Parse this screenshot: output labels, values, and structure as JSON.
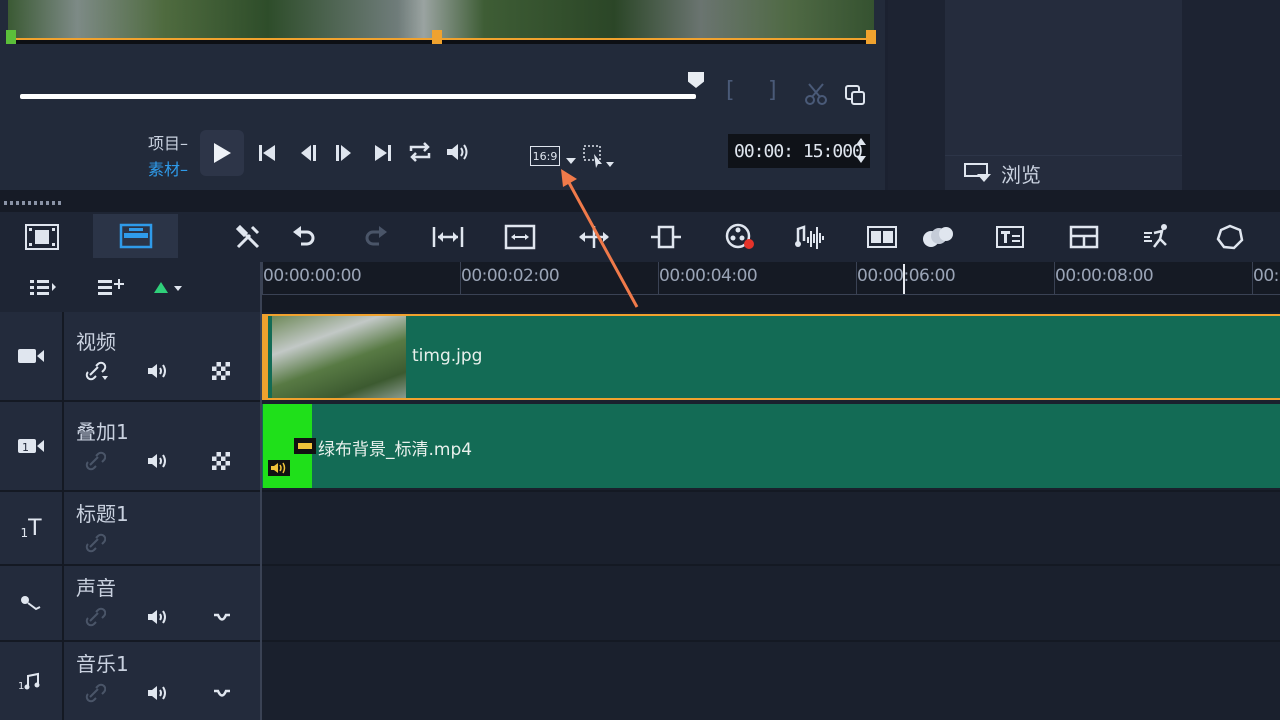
{
  "preview": {
    "mode_project": "项目–",
    "mode_clip": "素材–",
    "aspect_ratio": "16:9",
    "timecode": "00:00: 15:000"
  },
  "library": {
    "browse_label": "浏览"
  },
  "ruler": {
    "ticks": [
      "00:00:00:00",
      "00:00:02:00",
      "00:00:04:00",
      "00:00:06:00",
      "00:00:08:00",
      "00:"
    ]
  },
  "tracks": {
    "video": {
      "name": "视频"
    },
    "overlay": {
      "name": "叠加1"
    },
    "title": {
      "name": "标题1"
    },
    "voice": {
      "name": "声音"
    },
    "music": {
      "name": "音乐1"
    }
  },
  "clips": {
    "video_clip": "timg.jpg",
    "overlay_clip": "绿布背景_标清.mp4"
  },
  "colors": {
    "accent": "#f0a22e",
    "clip_green": "#136b55",
    "annotation_arrow": "#f07a4a"
  }
}
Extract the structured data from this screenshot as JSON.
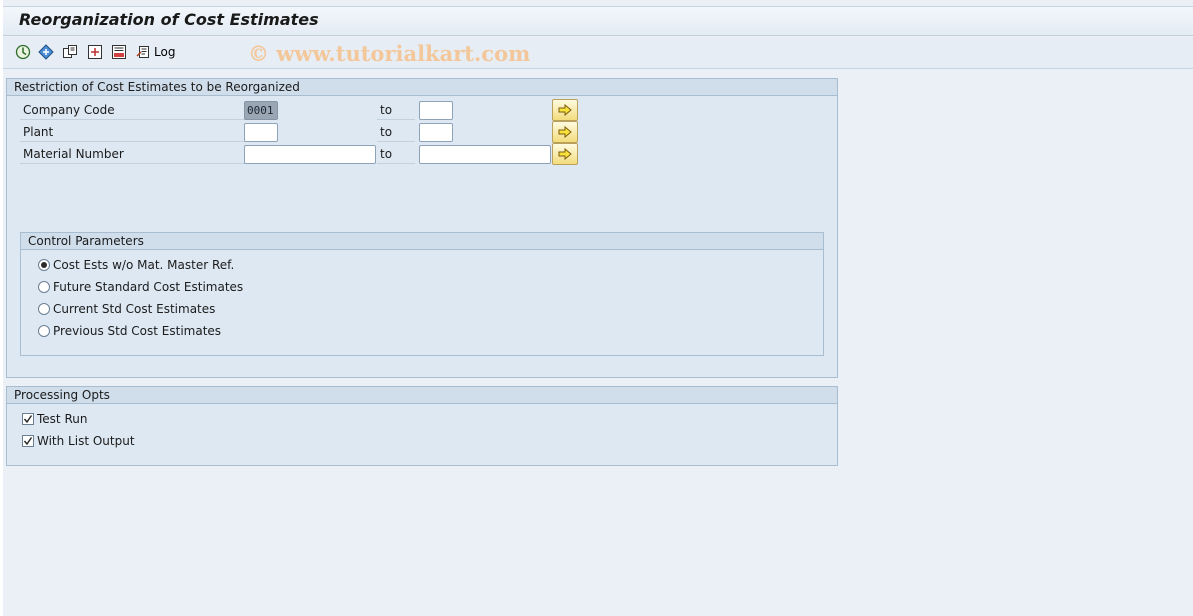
{
  "header": {
    "title": "Reorganization of Cost Estimates"
  },
  "toolbar": {
    "watermark": "© www.tutorialkart.com",
    "log_label": "Log",
    "icons": [
      "execute-icon",
      "get-variant-icon",
      "multiple-selection-icon",
      "selection-options-icon",
      "save-variant-icon",
      "log-icon"
    ]
  },
  "restriction": {
    "title": "Restriction of Cost Estimates to be Reorganized",
    "to_label": "to",
    "rows": [
      {
        "label": "Company Code",
        "from": "0001",
        "to": ""
      },
      {
        "label": "Plant",
        "from": "",
        "to": ""
      },
      {
        "label": "Material Number",
        "from": "",
        "to": ""
      }
    ]
  },
  "control": {
    "title": "Control Parameters",
    "options": [
      {
        "label": "Cost Ests w/o Mat. Master Ref.",
        "selected": true
      },
      {
        "label": "Future Standard Cost Estimates",
        "selected": false
      },
      {
        "label": "Current Std Cost Estimates",
        "selected": false
      },
      {
        "label": "Previous Std Cost Estimates",
        "selected": false
      }
    ]
  },
  "processing": {
    "title": "Processing Opts",
    "options": [
      {
        "label": "Test Run",
        "checked": true
      },
      {
        "label": "With List Output",
        "checked": true
      }
    ]
  },
  "colors": {
    "accent": "#f2dc7d",
    "panel": "#dde8f3",
    "header": "#d0ddeb"
  }
}
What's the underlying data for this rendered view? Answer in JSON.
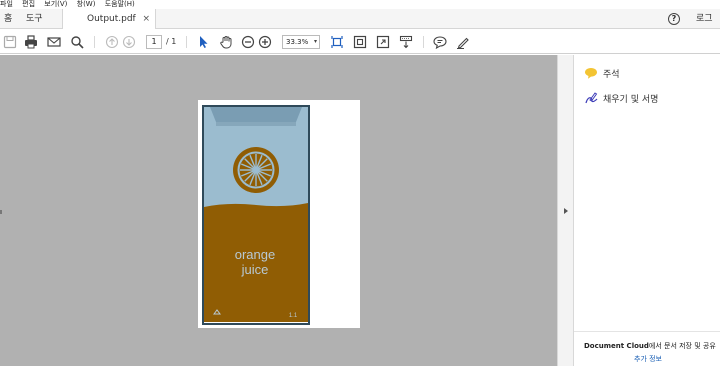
{
  "menu": {
    "items": [
      "파일",
      "편집",
      "보기(V)",
      "창(W)",
      "도움말(H)"
    ]
  },
  "tabs": {
    "home": "홈",
    "tools": "도구",
    "document": "Output.pdf",
    "close_glyph": "×"
  },
  "header": {
    "help_glyph": "?",
    "login": "로그인"
  },
  "toolbar": {
    "page_current": "1",
    "page_total": "/ 1",
    "zoom": "33.3%",
    "zoom_caret": "▾",
    "icons": [
      "save-icon",
      "print-icon",
      "email-icon",
      "search-icon",
      "prev-page-icon",
      "next-page-icon",
      "select-arrow-icon",
      "hand-tool-icon",
      "zoom-out-icon",
      "zoom-in-icon",
      "fit-page-icon",
      "marquee-zoom-icon",
      "full-screen-icon",
      "scroll-mode-icon",
      "comment-icon",
      "sign-icon"
    ]
  },
  "document": {
    "carton_text_line1": "orange",
    "carton_text_line2": "juice",
    "carton_corner_number": "1.1",
    "colors": {
      "carton_top": "#9bbccf",
      "carton_bottom": "#905d04",
      "outline": "#2f4a5a",
      "slice": "#905d04",
      "text": "#b8c9d4"
    }
  },
  "right_panel": {
    "comment_label": "주석",
    "fill_sign_label": "채우기 및 서명",
    "cloud_bold": "Document Cloud",
    "cloud_rest": "에서 문서 저장 및 공유",
    "more_info": "추가 정보",
    "accent": "#1a5fb4",
    "comment_color": "#f3c433",
    "sign_color": "#3d3db8"
  }
}
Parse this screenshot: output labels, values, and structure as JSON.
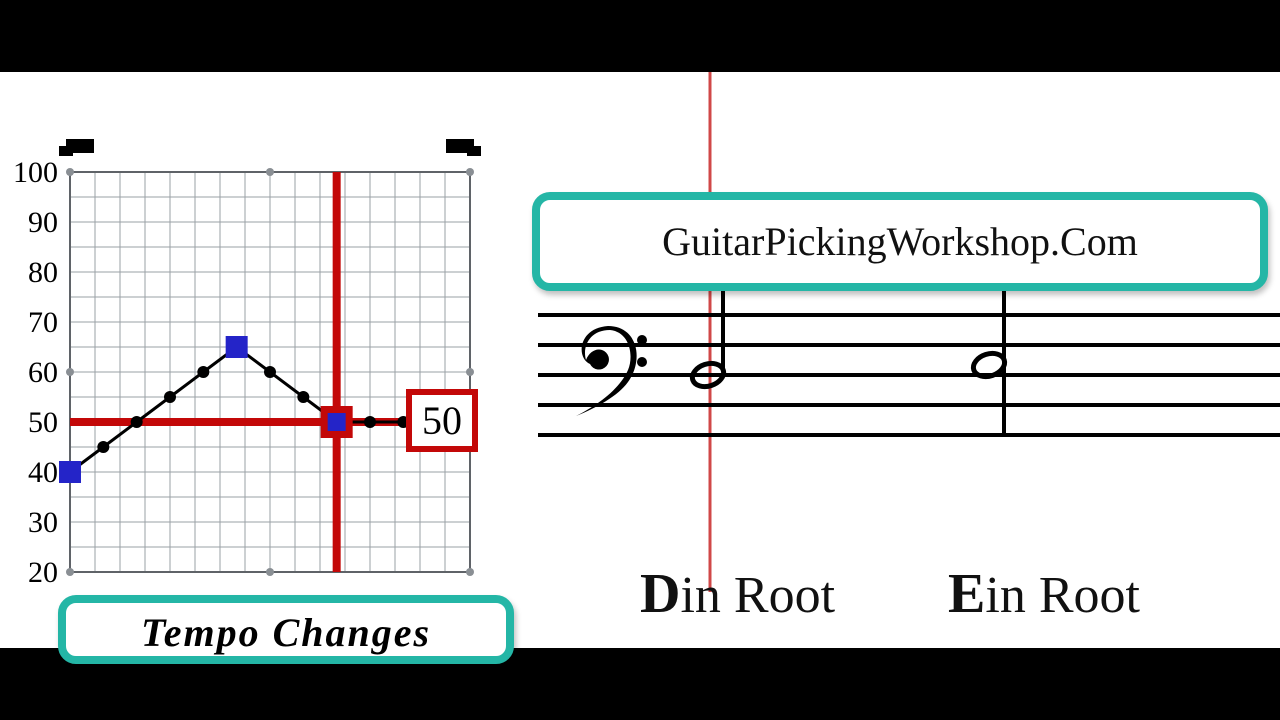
{
  "chart_data": {
    "type": "line",
    "title": "Tempo Changes",
    "xlabel": "",
    "ylabel": "",
    "ylim": [
      20,
      100
    ],
    "yticks": [
      20,
      30,
      40,
      50,
      60,
      70,
      80,
      90,
      100
    ],
    "x": [
      0,
      1,
      2,
      3,
      4,
      5,
      6,
      7,
      8,
      9,
      10,
      11,
      12
    ],
    "values": [
      40,
      45,
      50,
      55,
      60,
      65,
      60,
      55,
      50,
      50,
      50,
      50,
      50
    ],
    "crosshair": {
      "x": 8,
      "y": 50
    },
    "highlight_squares": [
      {
        "x": 0,
        "y": 40
      },
      {
        "x": 5,
        "y": 65
      },
      {
        "x": 8,
        "y": 50
      }
    ],
    "readout": "50"
  },
  "panel": {
    "chart_title": "Tempo  Changes",
    "readout": "50"
  },
  "right": {
    "site_label": "GuitarPickingWorkshop.Com",
    "chords": [
      {
        "note": "D",
        "suffix": " in Root"
      },
      {
        "note": "E",
        "suffix": " in Root"
      }
    ]
  },
  "colors": {
    "accent": "#24b6a6",
    "cross": "#c30808",
    "square": "#2424c8"
  }
}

···

* Exercise instructions
Repeat the entries exactly and keep the pictures out of the copy.

* Complete output
Parse this screenshot: output labels, values, and structure as JSON.
{
  "preview": {
    "mode_project": "项目–",
    "mode_clip": "素材–",
    "aspect_ratio": "16:9",
    "timecode": "00:00: 15:000"
  },
  "library": {
    "browse_label": "浏览"
  },
  "ruler": {
    "ticks": [
      "00:00:00:00",
      "00:00:02:00",
      "00:00:04:00",
      "00:00:06:00",
      "00:00:08:00",
      "00:"
    ]
  },
  "tracks": {
    "video": {
      "name": "视频"
    },
    "overlay": {
      "name": "叠加1"
    },
    "title": {
      "name": "标题1"
    },
    "voice": {
      "name": "声音"
    },
    "music": {
      "name": "音乐1"
    }
  },
  "clips": {
    "video_clip": "timg.jpg",
    "overlay_clip": "绿布背景_标清.mp4"
  },
  "colors": {
    "accent": "#f0a22e",
    "clip_green": "#136b55",
    "annotation_arrow": "#f07a4a"
  }
}
Extract the structured data from this screenshot as JSON.
{
  "header": {
    "title": "Reorganization of Cost Estimates"
  },
  "toolbar": {
    "watermark": "© www.tutorialkart.com",
    "log_label": "Log",
    "icons": [
      "execute-icon",
      "get-variant-icon",
      "multiple-selection-icon",
      "selection-options-icon",
      "save-variant-icon",
      "log-icon"
    ]
  },
  "restriction": {
    "title": "Restriction of Cost Estimates to be Reorganized",
    "to_label": "to",
    "rows": [
      {
        "label": "Company Code",
        "from": "0001",
        "to": ""
      },
      {
        "label": "Plant",
        "from": "",
        "to": ""
      },
      {
        "label": "Material Number",
        "from": "",
        "to": ""
      }
    ]
  },
  "control": {
    "title": "Control Parameters",
    "options": [
      {
        "label": "Cost Ests w/o Mat. Master Ref.",
        "selected": true
      },
      {
        "label": "Future Standard Cost Estimates",
        "selected": false
      },
      {
        "label": "Current Std Cost Estimates",
        "selected": false
      },
      {
        "label": "Previous Std Cost Estimates",
        "selected": false
      }
    ]
  },
  "processing": {
    "title": "Processing Opts",
    "options": [
      {
        "label": "Test Run",
        "checked": true
      },
      {
        "label": "With List Output",
        "checked": true
      }
    ]
  },
  "colors": {
    "accent": "#f2dc7d",
    "panel": "#dde8f3",
    "header": "#d0ddeb"
  }
}
What's the underlying data for this rendered view? Answer in JSON.
{
  "menu": {
    "items": [
      "파일",
      "편집",
      "보기(V)",
      "창(W)",
      "도움말(H)"
    ]
  },
  "tabs": {
    "home": "홈",
    "tools": "도구",
    "document": "Output.pdf",
    "close_glyph": "×"
  },
  "header": {
    "help_glyph": "?",
    "login": "로그인"
  },
  "toolbar": {
    "page_current": "1",
    "page_total": "/ 1",
    "zoom": "33.3%",
    "zoom_caret": "▾",
    "icons": [
      "save-icon",
      "print-icon",
      "email-icon",
      "search-icon",
      "prev-page-icon",
      "next-page-icon",
      "select-arrow-icon",
      "hand-tool-icon",
      "zoom-out-icon",
      "zoom-in-icon",
      "fit-page-icon",
      "marquee-zoom-icon",
      "full-screen-icon",
      "scroll-mode-icon",
      "comment-icon",
      "sign-icon"
    ]
  },
  "document": {
    "carton_text_line1": "orange",
    "carton_text_line2": "juice",
    "carton_corner_number": "1.1",
    "colors": {
      "carton_top": "#9bbccf",
      "carton_bottom": "#905d04",
      "outline": "#2f4a5a",
      "slice": "#905d04",
      "text": "#b8c9d4"
    }
  },
  "right_panel": {
    "comment_label": "주석",
    "fill_sign_label": "채우기 및 서명",
    "cloud_bold": "Document Cloud",
    "cloud_rest": "에서 문서 저장 및 공유",
    "more_info": "추가 정보",
    "accent": "#1a5fb4",
    "comment_color": "#f3c433",
    "sign_color": "#3d3db8"
  }
}
Parse this screenshot: output labels, values, and structure as JSON.
{
  "chart_data": {
    "type": "line",
    "title": "Tempo Changes",
    "xlabel": "",
    "ylabel": "",
    "ylim": [
      20,
      100
    ],
    "yticks": [
      20,
      30,
      40,
      50,
      60,
      70,
      80,
      90,
      100
    ],
    "x": [
      0,
      1,
      2,
      3,
      4,
      5,
      6,
      7,
      8,
      9,
      10,
      11,
      12
    ],
    "values": [
      40,
      45,
      50,
      55,
      60,
      65,
      60,
      55,
      50,
      50,
      50,
      50,
      50
    ],
    "crosshair": {
      "x": 8,
      "y": 50
    },
    "highlight_squares": [
      {
        "x": 0,
        "y": 40
      },
      {
        "x": 5,
        "y": 65
      },
      {
        "x": 8,
        "y": 50
      }
    ],
    "readout": "50"
  },
  "panel": {
    "chart_title": "Tempo  Changes",
    "readout": "50"
  },
  "right": {
    "site_label": "GuitarPickingWorkshop.Com",
    "chords": [
      {
        "note": "D",
        "suffix": " in Root"
      },
      {
        "note": "E",
        "suffix": " in Root"
      }
    ]
  },
  "colors": {
    "accent": "#24b6a6",
    "cross": "#c30808",
    "square": "#2424c8"
  }
}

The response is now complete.